--- begin ---

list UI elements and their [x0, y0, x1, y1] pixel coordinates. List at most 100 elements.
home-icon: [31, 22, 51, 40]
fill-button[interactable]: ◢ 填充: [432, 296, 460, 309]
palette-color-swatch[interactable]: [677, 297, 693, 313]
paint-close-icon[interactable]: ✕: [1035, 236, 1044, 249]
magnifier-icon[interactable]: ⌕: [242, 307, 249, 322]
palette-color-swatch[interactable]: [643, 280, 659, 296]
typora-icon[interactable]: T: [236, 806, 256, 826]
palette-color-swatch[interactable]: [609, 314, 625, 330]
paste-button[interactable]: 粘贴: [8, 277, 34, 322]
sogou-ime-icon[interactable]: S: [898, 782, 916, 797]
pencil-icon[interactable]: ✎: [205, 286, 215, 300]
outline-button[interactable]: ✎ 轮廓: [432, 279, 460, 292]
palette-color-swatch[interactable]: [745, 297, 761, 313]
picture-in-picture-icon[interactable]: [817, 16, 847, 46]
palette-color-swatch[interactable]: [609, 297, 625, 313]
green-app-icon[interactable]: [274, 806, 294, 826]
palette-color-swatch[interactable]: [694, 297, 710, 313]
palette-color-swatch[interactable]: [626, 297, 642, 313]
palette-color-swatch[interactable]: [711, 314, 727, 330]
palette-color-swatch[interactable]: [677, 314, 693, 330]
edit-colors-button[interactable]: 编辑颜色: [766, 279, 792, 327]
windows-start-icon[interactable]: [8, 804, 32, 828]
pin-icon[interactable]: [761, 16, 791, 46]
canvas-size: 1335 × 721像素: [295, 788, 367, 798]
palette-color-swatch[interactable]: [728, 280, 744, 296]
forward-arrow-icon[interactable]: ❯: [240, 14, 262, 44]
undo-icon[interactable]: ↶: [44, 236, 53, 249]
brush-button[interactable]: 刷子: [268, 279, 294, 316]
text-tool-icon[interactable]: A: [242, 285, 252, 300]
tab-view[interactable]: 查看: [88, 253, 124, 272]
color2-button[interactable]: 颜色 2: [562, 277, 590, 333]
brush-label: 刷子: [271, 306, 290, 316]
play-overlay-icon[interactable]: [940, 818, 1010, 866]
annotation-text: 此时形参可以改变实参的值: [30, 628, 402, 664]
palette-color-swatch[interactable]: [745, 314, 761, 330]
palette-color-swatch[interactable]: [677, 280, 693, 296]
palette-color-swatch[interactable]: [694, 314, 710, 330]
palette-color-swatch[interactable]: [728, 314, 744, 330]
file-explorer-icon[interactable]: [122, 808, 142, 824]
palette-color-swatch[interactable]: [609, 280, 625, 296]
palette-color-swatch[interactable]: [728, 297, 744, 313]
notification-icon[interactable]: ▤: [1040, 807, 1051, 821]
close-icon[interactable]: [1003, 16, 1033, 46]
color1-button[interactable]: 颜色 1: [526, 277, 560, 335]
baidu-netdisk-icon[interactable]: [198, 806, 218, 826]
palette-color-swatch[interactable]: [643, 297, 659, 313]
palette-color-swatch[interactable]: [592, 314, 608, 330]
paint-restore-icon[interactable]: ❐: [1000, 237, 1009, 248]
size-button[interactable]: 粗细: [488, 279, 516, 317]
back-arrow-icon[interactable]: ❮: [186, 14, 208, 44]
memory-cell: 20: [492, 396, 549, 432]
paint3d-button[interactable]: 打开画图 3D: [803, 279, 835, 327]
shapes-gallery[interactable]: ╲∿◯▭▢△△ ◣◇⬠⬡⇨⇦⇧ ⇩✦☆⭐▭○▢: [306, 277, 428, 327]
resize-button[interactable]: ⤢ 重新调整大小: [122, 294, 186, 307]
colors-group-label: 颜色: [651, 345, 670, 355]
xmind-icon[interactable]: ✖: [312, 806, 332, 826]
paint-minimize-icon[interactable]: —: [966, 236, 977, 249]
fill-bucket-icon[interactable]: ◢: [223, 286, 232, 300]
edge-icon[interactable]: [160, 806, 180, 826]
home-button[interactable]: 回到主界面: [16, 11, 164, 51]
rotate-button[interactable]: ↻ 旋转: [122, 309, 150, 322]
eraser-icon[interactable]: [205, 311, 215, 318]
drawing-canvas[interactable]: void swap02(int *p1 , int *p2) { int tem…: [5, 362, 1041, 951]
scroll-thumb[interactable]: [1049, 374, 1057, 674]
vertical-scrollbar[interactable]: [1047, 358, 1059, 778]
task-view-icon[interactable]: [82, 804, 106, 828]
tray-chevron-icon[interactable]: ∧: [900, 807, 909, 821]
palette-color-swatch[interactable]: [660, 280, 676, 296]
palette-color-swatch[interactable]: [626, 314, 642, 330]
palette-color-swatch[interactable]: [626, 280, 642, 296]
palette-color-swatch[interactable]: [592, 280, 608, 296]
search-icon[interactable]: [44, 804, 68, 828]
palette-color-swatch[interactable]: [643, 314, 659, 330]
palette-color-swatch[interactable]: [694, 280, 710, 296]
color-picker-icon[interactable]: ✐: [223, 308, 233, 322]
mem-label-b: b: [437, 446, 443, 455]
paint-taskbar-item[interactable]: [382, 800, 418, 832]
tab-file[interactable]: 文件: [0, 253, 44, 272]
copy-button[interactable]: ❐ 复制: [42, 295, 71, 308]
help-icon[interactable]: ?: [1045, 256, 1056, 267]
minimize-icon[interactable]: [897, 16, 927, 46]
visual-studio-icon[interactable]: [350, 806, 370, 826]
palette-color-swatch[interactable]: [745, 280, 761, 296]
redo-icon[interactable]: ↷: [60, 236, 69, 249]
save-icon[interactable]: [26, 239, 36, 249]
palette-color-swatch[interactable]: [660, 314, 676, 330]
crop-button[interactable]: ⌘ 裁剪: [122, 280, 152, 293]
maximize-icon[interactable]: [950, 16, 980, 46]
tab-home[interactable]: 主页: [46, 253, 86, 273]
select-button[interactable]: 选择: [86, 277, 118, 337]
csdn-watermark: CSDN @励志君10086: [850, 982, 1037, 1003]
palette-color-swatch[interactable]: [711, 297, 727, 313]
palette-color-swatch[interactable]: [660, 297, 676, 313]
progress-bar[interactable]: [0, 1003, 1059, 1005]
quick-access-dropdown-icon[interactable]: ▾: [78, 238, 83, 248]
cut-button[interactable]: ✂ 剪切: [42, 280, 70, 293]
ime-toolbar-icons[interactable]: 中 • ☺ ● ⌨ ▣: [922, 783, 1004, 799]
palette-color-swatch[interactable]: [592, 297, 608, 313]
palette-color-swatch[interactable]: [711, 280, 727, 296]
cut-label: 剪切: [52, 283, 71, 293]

--- end ---

Exercise description:
Reproduce every line of the material above verbatim, from first to last.

Solution to this problem:
list UI elements and their [x0, y0, x1, y1] pixel coordinates. List at most 100 elements.
home-icon: [31, 22, 51, 40]
fill-button[interactable]: ◢ 填充: [432, 296, 460, 309]
palette-color-swatch[interactable]: [677, 297, 693, 313]
paint-close-icon[interactable]: ✕: [1035, 236, 1044, 249]
magnifier-icon[interactable]: ⌕: [242, 307, 249, 322]
palette-color-swatch[interactable]: [643, 280, 659, 296]
typora-icon[interactable]: T: [236, 806, 256, 826]
palette-color-swatch[interactable]: [609, 314, 625, 330]
paste-button[interactable]: 粘贴: [8, 277, 34, 322]
sogou-ime-icon[interactable]: S: [898, 782, 916, 797]
pencil-icon[interactable]: ✎: [205, 286, 215, 300]
outline-button[interactable]: ✎ 轮廓: [432, 279, 460, 292]
palette-color-swatch[interactable]: [745, 297, 761, 313]
picture-in-picture-icon[interactable]: [817, 16, 847, 46]
palette-color-swatch[interactable]: [609, 297, 625, 313]
green-app-icon[interactable]: [274, 806, 294, 826]
palette-color-swatch[interactable]: [694, 297, 710, 313]
palette-color-swatch[interactable]: [626, 297, 642, 313]
palette-color-swatch[interactable]: [711, 314, 727, 330]
palette-color-swatch[interactable]: [677, 314, 693, 330]
edit-colors-button[interactable]: 编辑颜色: [766, 279, 792, 327]
windows-start-icon[interactable]: [8, 804, 32, 828]
pin-icon[interactable]: [761, 16, 791, 46]
canvas-size: 1335 × 721像素: [295, 788, 367, 798]
palette-color-swatch[interactable]: [728, 280, 744, 296]
forward-arrow-icon[interactable]: ❯: [240, 14, 262, 44]
undo-icon[interactable]: ↶: [44, 236, 53, 249]
brush-button[interactable]: 刷子: [268, 279, 294, 316]
text-tool-icon[interactable]: A: [242, 285, 252, 300]
tab-view[interactable]: 查看: [88, 253, 124, 272]
color2-button[interactable]: 颜色 2: [562, 277, 590, 333]
brush-label: 刷子: [271, 306, 290, 316]
play-overlay-icon[interactable]: [940, 818, 1010, 866]
annotation-text: 此时形参可以改变实参的值: [30, 628, 402, 664]
palette-color-swatch[interactable]: [745, 314, 761, 330]
palette-color-swatch[interactable]: [677, 280, 693, 296]
palette-color-swatch[interactable]: [694, 314, 710, 330]
palette-color-swatch[interactable]: [728, 314, 744, 330]
file-explorer-icon[interactable]: [122, 808, 142, 824]
palette-color-swatch[interactable]: [609, 280, 625, 296]
palette-color-swatch[interactable]: [728, 297, 744, 313]
notification-icon[interactable]: ▤: [1040, 807, 1051, 821]
close-icon[interactable]: [1003, 16, 1033, 46]
color1-button[interactable]: 颜色 1: [526, 277, 560, 335]
baidu-netdisk-icon[interactable]: [198, 806, 218, 826]
palette-color-swatch[interactable]: [643, 297, 659, 313]
palette-color-swatch[interactable]: [592, 314, 608, 330]
paint-restore-icon[interactable]: ❐: [1000, 237, 1009, 248]
size-button[interactable]: 粗细: [488, 279, 516, 317]
back-arrow-icon[interactable]: ❮: [186, 14, 208, 44]
memory-cell: 20: [492, 396, 549, 432]
paint3d-button[interactable]: 打开画图 3D: [803, 279, 835, 327]
shapes-gallery[interactable]: ╲∿◯▭▢△△ ◣◇⬠⬡⇨⇦⇧ ⇩✦☆⭐▭○▢: [306, 277, 428, 327]
resize-button[interactable]: ⤢ 重新调整大小: [122, 294, 186, 307]
colors-group-label: 颜色: [651, 345, 670, 355]
xmind-icon[interactable]: ✖: [312, 806, 332, 826]
paint-minimize-icon[interactable]: —: [966, 236, 977, 249]
fill-bucket-icon[interactable]: ◢: [223, 286, 232, 300]
edge-icon[interactable]: [160, 806, 180, 826]
home-button[interactable]: 回到主界面: [16, 11, 164, 51]
rotate-button[interactable]: ↻ 旋转: [122, 309, 150, 322]
eraser-icon[interactable]: [205, 311, 215, 318]
drawing-canvas[interactable]: void swap02(int *p1 , int *p2) { int tem…: [5, 362, 1041, 951]
scroll-thumb[interactable]: [1049, 374, 1057, 674]
vertical-scrollbar[interactable]: [1047, 358, 1059, 778]
task-view-icon[interactable]: [82, 804, 106, 828]
tray-chevron-icon[interactable]: ∧: [900, 807, 909, 821]
palette-color-swatch[interactable]: [660, 280, 676, 296]
palette-color-swatch[interactable]: [626, 314, 642, 330]
palette-color-swatch[interactable]: [626, 280, 642, 296]
palette-color-swatch[interactable]: [592, 280, 608, 296]
search-icon[interactable]: [44, 804, 68, 828]
palette-color-swatch[interactable]: [643, 314, 659, 330]
palette-color-swatch[interactable]: [694, 280, 710, 296]
color-picker-icon[interactable]: ✐: [223, 308, 233, 322]
mem-label-b: b: [437, 446, 443, 455]
paint-taskbar-item[interactable]: [382, 800, 418, 832]
tab-file[interactable]: 文件: [0, 253, 44, 272]
copy-button[interactable]: ❐ 复制: [42, 295, 71, 308]
help-icon[interactable]: ?: [1045, 256, 1056, 267]
minimize-icon[interactable]: [897, 16, 927, 46]
visual-studio-icon[interactable]: [350, 806, 370, 826]
palette-color-swatch[interactable]: [745, 280, 761, 296]
redo-icon[interactable]: ↷: [60, 236, 69, 249]
save-icon[interactable]: [26, 239, 36, 249]
palette-color-swatch[interactable]: [660, 314, 676, 330]
crop-button[interactable]: ⌘ 裁剪: [122, 280, 152, 293]
maximize-icon[interactable]: [950, 16, 980, 46]
tab-home[interactable]: 主页: [46, 253, 86, 273]
select-button[interactable]: 选择: [86, 277, 118, 337]
csdn-watermark: CSDN @励志君10086: [850, 982, 1037, 1003]
palette-color-swatch[interactable]: [711, 297, 727, 313]
palette-color-swatch[interactable]: [660, 297, 676, 313]
progress-bar[interactable]: [0, 1003, 1059, 1005]
quick-access-dropdown-icon[interactable]: ▾: [78, 238, 83, 248]
cut-button[interactable]: ✂ 剪切: [42, 280, 70, 293]
ime-toolbar-icons[interactable]: 中 • ☺ ● ⌨ ▣: [922, 783, 1004, 799]
palette-color-swatch[interactable]: [592, 297, 608, 313]
palette-color-swatch[interactable]: [711, 280, 727, 296]
cut-label: 剪切: [52, 283, 71, 293]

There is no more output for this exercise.